§ TASK TO CARRY OUT
Below are records to be output exactly, every one of them.

§ MATERIAL PROVIDED
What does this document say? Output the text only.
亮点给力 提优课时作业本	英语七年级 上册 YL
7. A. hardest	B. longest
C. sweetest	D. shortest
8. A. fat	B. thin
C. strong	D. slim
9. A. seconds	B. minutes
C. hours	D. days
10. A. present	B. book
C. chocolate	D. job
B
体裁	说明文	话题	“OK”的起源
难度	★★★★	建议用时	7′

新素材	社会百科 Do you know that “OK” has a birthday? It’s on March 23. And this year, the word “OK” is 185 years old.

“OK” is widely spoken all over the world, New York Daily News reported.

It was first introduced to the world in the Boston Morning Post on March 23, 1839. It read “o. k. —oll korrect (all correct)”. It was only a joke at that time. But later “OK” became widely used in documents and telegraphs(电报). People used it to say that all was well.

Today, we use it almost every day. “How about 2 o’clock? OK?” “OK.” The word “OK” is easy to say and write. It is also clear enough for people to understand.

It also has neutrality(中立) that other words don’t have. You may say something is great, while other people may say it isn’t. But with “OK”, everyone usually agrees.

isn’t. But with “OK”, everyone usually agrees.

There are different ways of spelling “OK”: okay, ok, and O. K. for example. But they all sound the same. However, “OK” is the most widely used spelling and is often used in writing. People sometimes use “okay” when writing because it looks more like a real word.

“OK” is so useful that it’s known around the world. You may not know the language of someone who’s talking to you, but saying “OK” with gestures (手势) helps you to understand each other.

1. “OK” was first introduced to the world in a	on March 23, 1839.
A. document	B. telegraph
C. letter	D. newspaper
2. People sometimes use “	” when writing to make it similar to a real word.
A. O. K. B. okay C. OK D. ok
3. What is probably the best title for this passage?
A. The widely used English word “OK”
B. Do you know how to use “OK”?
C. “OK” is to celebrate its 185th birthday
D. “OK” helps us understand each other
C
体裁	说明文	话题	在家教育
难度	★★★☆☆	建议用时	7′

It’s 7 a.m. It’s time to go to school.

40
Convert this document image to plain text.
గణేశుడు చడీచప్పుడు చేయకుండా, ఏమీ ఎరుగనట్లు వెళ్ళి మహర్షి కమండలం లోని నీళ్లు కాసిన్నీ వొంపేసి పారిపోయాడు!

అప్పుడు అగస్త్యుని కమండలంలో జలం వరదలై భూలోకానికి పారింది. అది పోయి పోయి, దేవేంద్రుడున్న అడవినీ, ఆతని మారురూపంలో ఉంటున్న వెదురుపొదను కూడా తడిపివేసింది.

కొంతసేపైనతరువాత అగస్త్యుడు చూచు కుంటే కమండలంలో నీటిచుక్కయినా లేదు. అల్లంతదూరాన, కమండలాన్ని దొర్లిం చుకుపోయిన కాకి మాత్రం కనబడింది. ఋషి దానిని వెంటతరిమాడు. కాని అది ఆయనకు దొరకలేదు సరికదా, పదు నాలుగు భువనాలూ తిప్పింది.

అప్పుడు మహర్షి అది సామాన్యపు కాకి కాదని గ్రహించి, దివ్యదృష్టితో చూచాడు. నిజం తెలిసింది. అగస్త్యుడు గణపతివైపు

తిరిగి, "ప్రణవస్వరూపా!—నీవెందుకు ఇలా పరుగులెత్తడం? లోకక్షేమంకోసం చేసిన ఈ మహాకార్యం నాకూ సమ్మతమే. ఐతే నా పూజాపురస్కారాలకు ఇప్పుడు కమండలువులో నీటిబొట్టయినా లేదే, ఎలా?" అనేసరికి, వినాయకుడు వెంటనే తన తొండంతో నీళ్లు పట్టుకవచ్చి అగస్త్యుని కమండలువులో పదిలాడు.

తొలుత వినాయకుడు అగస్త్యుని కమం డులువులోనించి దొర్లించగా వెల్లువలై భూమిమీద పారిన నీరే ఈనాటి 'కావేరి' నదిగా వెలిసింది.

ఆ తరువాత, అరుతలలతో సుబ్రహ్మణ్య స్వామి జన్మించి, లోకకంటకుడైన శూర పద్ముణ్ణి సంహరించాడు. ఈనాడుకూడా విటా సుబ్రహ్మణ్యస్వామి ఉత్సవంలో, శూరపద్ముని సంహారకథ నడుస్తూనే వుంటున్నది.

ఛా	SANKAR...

§ FULL SOLUTION
What does this document say? Output the text only.
亮点给力 提优课时作业本	英语七年级 上册 YL
7. A. hardest	B. longest
C. sweetest	D. shortest
8. A. fat	B. thin
C. strong	D. slim
9. A. seconds	B. minutes
C. hours	D. days
10. A. present	B. book
C. chocolate	D. job
B
体裁	说明文	话题	“OK”的起源
难度	★★★★	建议用时	7′

新素材	社会百科 Do you know that “OK” has a birthday? It’s on March 23. And this year, the word “OK” is 185 years old.

“OK” is widely spoken all over the world, New York Daily News reported.

It was first introduced to the world in the Boston Morning Post on March 23, 1839. It read “o. k. —oll korrect (all correct)”. It was only a joke at that time. But later “OK” became widely used in documents and telegraphs(电报). People used it to say that all was well.

Today, we use it almost every day. “How about 2 o’clock? OK?” “OK.” The word “OK” is easy to say and write. It is also clear enough for people to understand.

It also has neutrality(中立) that other words don’t have. You may say something is great, while other people may say it isn’t. But with “OK”, everyone usually agrees.

isn’t. But with “OK”, everyone usually agrees.

There are different ways of spelling “OK”: okay, ok, and O. K. for example. But they all sound the same. However, “OK” is the most widely used spelling and is often used in writing. People sometimes use “okay” when writing because it looks more like a real word.

“OK” is so useful that it’s known around the world. You may not know the language of someone who’s talking to you, but saying “OK” with gestures (手势) helps you to understand each other.

1. “OK” was first introduced to the world in a	on March 23, 1839.
A. document	B. telegraph
C. letter	D. newspaper
2. People sometimes use “	” when writing to make it similar to a real word.
A. O. K. B. okay C. OK D. ok
3. What is probably the best title for this passage?
A. The widely used English word “OK”
B. Do you know how to use “OK”?
C. “OK” is to celebrate its 185th birthday
D. “OK” helps us understand each other
C
体裁	说明文	话题	在家教育
难度	★★★☆☆	建议用时	7′

It’s 7 a.m. It’s time to go to school.

40
Convert this document image to plain text.
గణేశుడు చడీచప్పుడు చేయకుండా, ఏమీ ఎరుగనట్లు వెళ్ళి మహర్షి కమండలం లోని నీళ్లు కాసిన్నీ వొంపేసి పారిపోయాడు!

అప్పుడు అగస్త్యుని కమండలంలో జలం వరదలై భూలోకానికి పారింది. అది పోయి పోయి, దేవేంద్రుడున్న అడవినీ, ఆతని మారురూపంలో ఉంటున్న వెదురుపొదను కూడా తడిపివేసింది.

కొంతసేపైనతరువాత అగస్త్యుడు చూచు కుంటే కమండలంలో నీటిచుక్కయినా లేదు. అల్లంతదూరాన, కమండలాన్ని దొర్లిం చుకుపోయిన కాకి మాత్రం కనబడింది. ఋషి దానిని వెంటతరిమాడు. కాని అది ఆయనకు దొరకలేదు సరికదా, పదు నాలుగు భువనాలూ తిప్పింది.

అప్పుడు మహర్షి అది సామాన్యపు కాకి కాదని గ్రహించి, దివ్యదృష్టితో చూచాడు. నిజం తెలిసింది. అగస్త్యుడు గణపతివైపు

తిరిగి, "ప్రణవస్వరూపా!—నీవెందుకు ఇలా పరుగులెత్తడం? లోకక్షేమంకోసం చేసిన ఈ మహాకార్యం నాకూ సమ్మతమే. ఐతే నా పూజాపురస్కారాలకు ఇప్పుడు కమండలువులో నీటిబొట్టయినా లేదే, ఎలా?" అనేసరికి, వినాయకుడు వెంటనే తన తొండంతో నీళ్లు పట్టుకవచ్చి అగస్త్యుని కమండలువులో పదిలాడు.

తొలుత వినాయకుడు అగస్త్యుని కమం డులువులోనించి దొర్లించగా వెల్లువలై భూమిమీద పారిన నీరే ఈనాటి 'కావేరి' నదిగా వెలిసింది.

ఆ తరువాత, అరుతలలతో సుబ్రహ్మణ్య స్వామి జన్మించి, లోకకంటకుడైన శూర పద్ముణ్ణి సంహరించాడు. ఈనాడుకూడా విటా సుబ్రహ్మణ్యస్వామి ఉత్సవంలో, శూరపద్ముని సంహారకథ నడుస్తూనే వుంటున్నది.

ఛా	SANKAR...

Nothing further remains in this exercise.